# WORK ORDER
Every line that includes the word "cancer" needs to be copied from the listing.

# RECORDS SHOWN
^^^^^^^^
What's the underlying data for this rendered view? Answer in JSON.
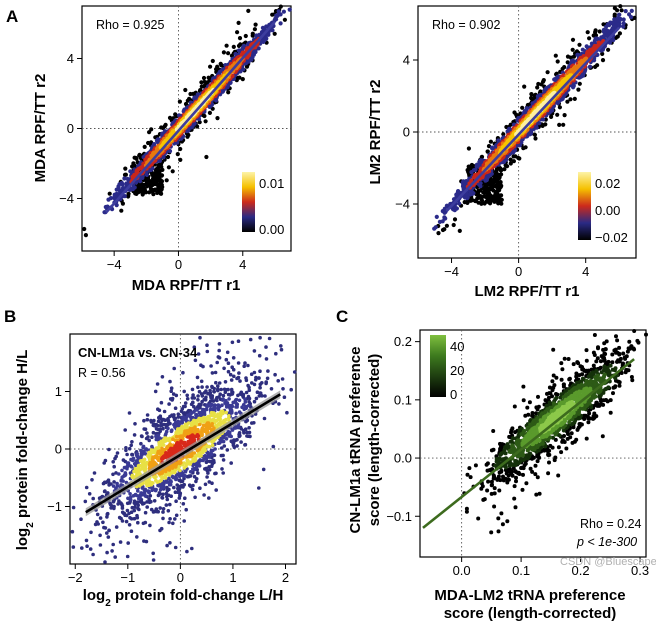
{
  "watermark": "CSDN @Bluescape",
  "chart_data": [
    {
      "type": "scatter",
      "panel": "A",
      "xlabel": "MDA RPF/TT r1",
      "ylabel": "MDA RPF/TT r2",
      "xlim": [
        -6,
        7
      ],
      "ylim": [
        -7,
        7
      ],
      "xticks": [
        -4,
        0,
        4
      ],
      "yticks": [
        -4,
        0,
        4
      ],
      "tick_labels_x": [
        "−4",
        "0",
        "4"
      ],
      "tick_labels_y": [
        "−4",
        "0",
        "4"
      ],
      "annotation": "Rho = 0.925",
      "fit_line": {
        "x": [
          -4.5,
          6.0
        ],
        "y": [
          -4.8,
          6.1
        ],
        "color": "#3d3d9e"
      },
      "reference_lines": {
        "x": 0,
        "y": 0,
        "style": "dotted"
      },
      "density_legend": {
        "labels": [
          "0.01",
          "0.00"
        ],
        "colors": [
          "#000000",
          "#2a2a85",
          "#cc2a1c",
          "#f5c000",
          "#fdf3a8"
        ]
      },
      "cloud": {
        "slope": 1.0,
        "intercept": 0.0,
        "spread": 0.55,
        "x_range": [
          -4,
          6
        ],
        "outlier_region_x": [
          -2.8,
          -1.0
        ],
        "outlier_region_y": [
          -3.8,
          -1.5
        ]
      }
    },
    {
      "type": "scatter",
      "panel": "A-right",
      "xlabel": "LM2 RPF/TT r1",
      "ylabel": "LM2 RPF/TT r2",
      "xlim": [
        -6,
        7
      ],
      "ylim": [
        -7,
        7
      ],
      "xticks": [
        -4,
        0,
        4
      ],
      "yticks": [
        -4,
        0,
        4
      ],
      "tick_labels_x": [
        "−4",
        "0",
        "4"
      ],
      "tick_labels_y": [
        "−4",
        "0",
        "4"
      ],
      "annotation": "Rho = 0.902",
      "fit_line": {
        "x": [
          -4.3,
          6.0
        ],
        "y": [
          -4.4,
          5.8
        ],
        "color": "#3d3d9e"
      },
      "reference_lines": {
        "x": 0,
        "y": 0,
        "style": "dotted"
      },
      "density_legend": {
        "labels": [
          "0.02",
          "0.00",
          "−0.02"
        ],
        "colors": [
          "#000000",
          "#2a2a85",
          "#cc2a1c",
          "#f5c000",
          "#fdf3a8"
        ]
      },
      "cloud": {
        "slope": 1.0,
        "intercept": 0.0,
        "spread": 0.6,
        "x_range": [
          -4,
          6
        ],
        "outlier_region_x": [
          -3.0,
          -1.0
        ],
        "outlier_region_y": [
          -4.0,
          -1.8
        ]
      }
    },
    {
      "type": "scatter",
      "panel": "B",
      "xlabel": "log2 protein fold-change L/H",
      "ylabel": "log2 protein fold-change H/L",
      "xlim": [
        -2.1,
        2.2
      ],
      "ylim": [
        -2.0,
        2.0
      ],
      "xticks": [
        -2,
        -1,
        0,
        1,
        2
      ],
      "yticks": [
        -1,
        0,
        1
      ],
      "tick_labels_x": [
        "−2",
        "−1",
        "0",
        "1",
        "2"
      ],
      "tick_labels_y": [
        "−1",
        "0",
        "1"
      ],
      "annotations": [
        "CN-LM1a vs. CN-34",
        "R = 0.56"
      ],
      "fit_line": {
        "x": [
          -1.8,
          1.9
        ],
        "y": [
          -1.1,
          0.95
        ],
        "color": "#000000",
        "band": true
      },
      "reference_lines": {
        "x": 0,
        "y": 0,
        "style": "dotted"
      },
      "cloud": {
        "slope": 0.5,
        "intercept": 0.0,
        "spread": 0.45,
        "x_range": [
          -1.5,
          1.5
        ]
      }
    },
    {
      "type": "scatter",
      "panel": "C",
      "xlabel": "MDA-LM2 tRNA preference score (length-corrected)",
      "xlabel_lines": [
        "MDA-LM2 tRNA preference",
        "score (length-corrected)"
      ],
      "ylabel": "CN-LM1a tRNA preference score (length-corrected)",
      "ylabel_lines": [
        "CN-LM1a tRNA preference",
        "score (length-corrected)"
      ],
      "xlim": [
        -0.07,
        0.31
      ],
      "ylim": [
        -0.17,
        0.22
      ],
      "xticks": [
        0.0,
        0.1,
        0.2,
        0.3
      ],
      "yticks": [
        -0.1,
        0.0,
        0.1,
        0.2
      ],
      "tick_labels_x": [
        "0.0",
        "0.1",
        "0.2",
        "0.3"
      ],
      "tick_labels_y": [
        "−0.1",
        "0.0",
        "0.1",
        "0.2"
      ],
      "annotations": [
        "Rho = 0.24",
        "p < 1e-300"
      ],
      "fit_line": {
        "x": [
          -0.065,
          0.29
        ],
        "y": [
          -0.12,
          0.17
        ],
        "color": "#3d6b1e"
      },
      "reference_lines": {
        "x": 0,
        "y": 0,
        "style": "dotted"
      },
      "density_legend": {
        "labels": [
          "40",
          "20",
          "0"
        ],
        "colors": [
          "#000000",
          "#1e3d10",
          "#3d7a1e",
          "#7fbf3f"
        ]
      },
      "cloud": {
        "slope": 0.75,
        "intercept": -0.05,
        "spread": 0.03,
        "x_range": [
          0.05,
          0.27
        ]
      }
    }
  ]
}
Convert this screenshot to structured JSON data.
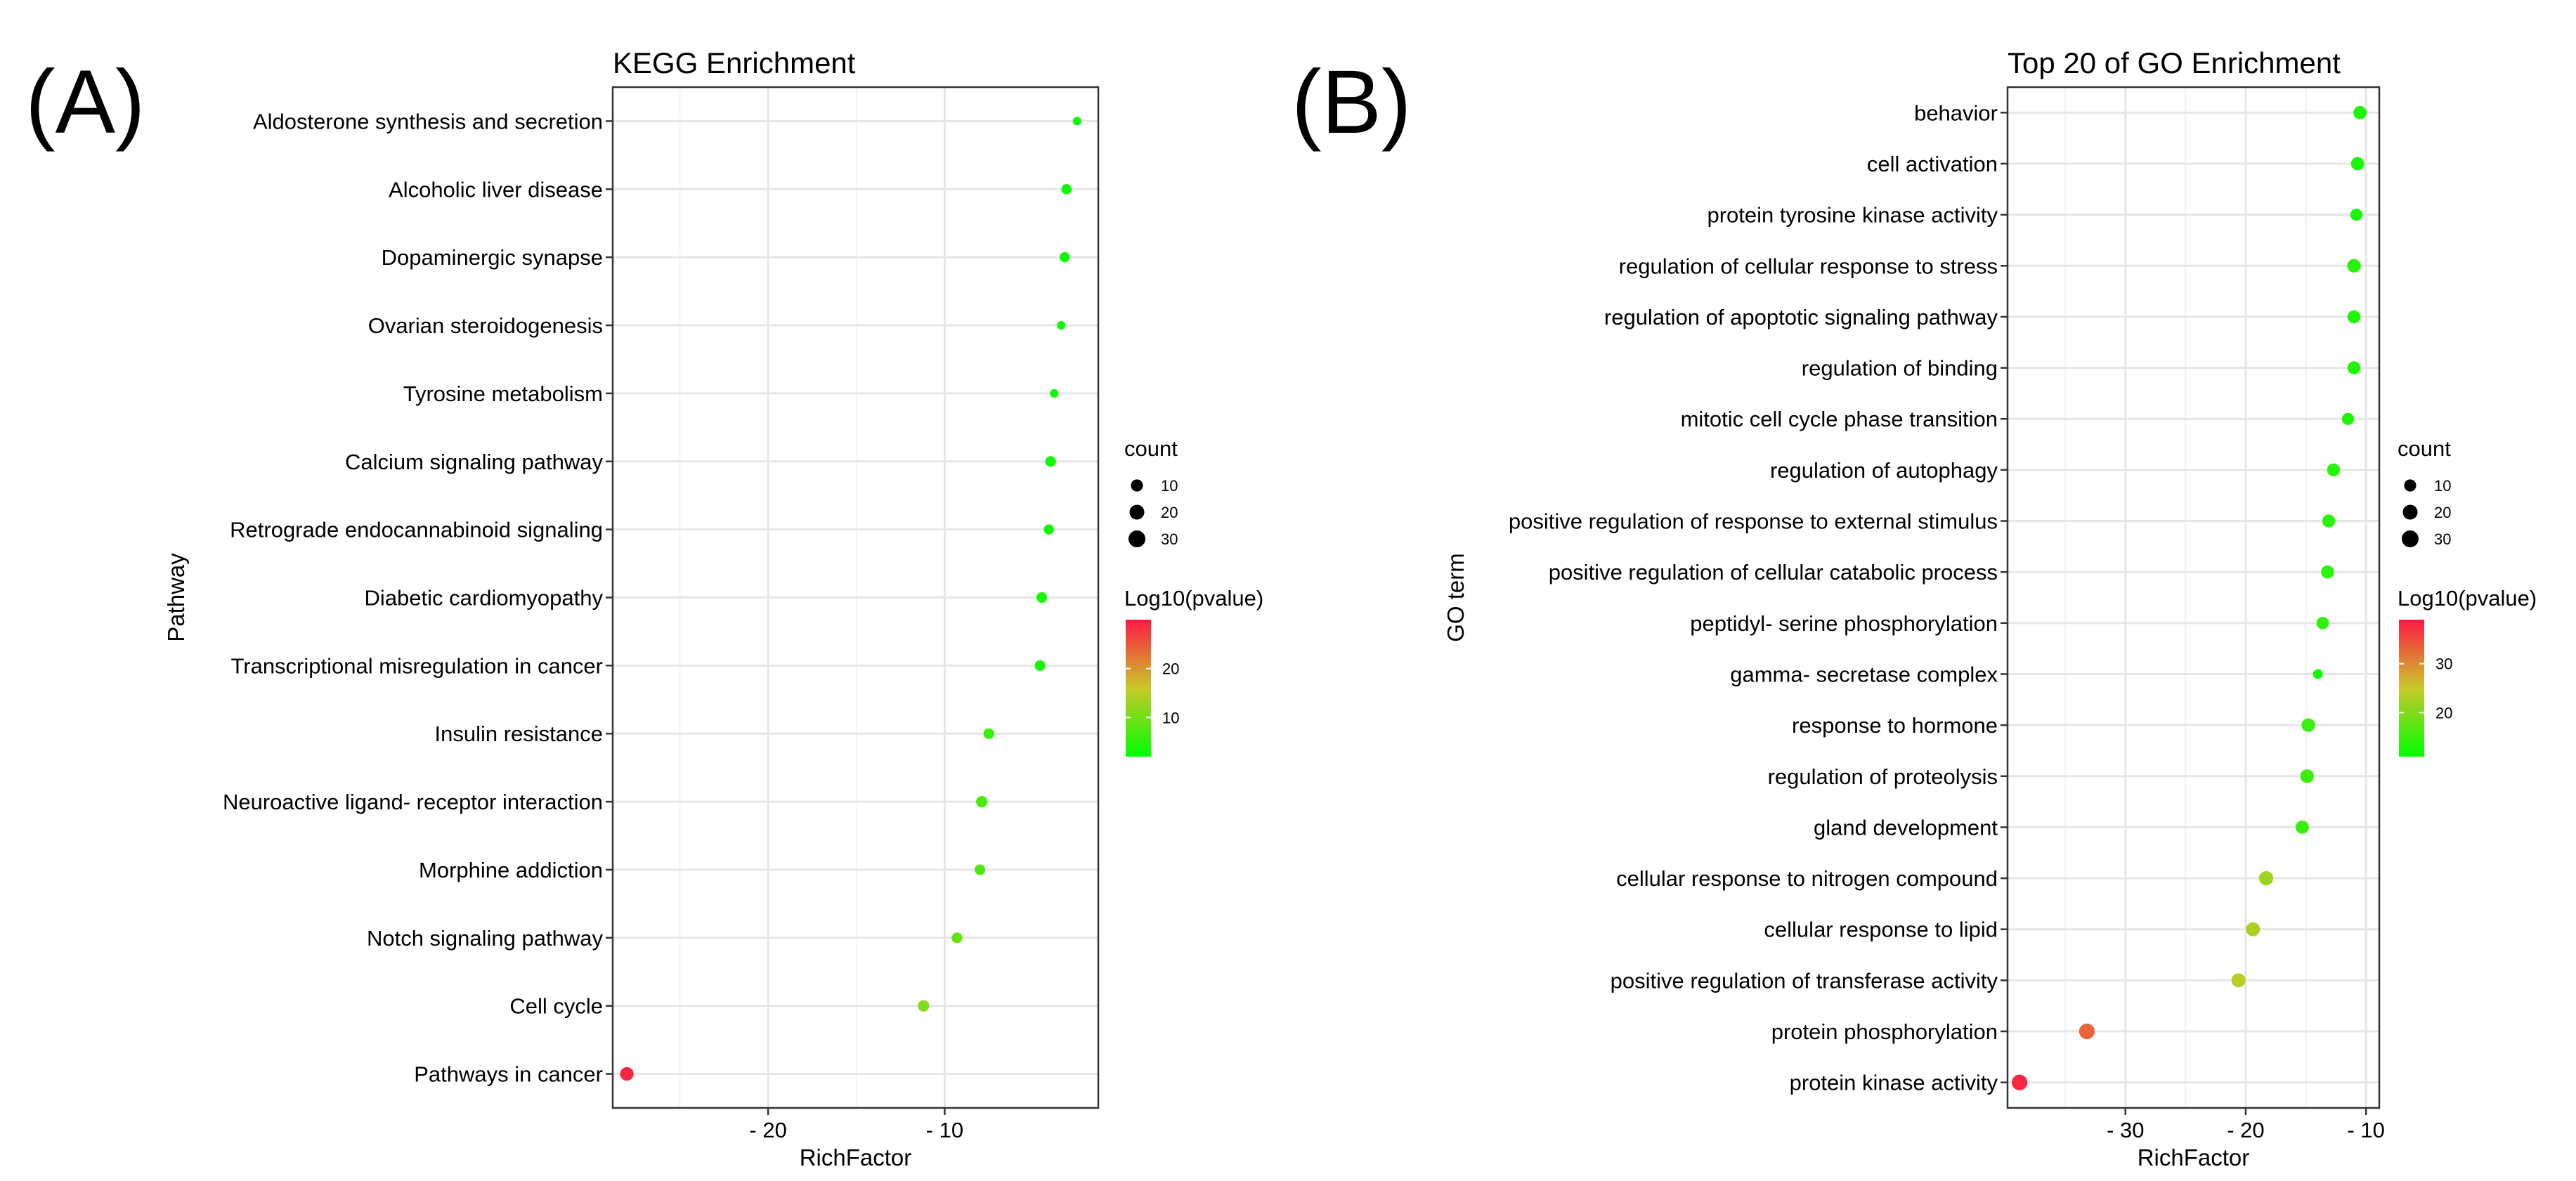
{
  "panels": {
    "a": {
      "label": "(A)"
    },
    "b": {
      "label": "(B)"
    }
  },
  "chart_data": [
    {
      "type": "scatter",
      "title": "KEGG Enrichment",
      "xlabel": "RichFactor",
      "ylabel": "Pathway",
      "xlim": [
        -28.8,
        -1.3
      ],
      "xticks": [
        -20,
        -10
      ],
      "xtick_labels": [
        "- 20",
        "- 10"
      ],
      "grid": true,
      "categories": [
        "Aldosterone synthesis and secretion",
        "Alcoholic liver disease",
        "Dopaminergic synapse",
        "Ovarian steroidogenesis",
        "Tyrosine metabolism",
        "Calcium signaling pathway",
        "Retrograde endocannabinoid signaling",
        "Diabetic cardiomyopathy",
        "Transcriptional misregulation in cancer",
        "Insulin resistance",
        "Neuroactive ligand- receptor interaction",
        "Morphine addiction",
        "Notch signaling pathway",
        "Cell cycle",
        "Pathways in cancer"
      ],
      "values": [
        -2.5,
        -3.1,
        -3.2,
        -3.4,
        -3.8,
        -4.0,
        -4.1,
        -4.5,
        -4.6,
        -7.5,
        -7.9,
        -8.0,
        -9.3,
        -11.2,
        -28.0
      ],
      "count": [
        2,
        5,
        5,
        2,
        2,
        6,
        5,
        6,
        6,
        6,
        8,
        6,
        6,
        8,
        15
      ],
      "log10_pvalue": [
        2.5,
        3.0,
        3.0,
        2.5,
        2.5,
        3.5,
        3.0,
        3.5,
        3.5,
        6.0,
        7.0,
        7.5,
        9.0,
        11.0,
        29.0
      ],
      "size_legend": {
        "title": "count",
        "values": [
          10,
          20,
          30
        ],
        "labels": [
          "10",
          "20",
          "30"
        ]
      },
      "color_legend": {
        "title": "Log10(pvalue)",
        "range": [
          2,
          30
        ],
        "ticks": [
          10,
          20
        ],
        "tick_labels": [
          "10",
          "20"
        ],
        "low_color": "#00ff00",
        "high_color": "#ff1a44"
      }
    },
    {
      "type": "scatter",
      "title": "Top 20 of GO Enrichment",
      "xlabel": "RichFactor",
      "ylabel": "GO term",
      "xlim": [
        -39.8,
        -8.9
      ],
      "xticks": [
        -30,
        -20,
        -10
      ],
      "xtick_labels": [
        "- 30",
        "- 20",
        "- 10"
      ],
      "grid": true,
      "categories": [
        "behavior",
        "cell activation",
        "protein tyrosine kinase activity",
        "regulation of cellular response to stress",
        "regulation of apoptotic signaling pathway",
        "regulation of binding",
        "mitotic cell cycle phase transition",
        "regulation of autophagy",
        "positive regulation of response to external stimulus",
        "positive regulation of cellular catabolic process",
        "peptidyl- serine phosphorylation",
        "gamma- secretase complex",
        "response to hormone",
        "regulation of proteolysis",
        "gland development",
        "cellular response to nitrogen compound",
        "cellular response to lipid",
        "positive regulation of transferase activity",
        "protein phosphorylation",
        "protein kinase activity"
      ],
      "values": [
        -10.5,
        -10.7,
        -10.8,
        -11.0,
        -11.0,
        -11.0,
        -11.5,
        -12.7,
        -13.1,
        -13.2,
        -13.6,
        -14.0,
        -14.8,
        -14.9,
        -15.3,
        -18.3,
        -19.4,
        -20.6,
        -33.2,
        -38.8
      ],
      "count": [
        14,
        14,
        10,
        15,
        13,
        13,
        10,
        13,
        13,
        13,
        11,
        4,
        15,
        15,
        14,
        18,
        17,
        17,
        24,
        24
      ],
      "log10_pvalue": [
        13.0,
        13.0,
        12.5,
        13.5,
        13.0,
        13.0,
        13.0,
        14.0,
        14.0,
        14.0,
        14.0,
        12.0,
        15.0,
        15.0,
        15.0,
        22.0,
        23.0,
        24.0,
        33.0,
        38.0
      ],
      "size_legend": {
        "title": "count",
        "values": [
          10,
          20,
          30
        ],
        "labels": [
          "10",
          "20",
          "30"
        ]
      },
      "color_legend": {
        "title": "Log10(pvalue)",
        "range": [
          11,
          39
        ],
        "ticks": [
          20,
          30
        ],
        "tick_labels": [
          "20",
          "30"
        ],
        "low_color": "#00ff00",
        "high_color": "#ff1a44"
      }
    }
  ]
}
^^^^^^^^
# FINAL ANSWER
        "Transcriptional misregulation in cancer",
        "Pathways in cancer"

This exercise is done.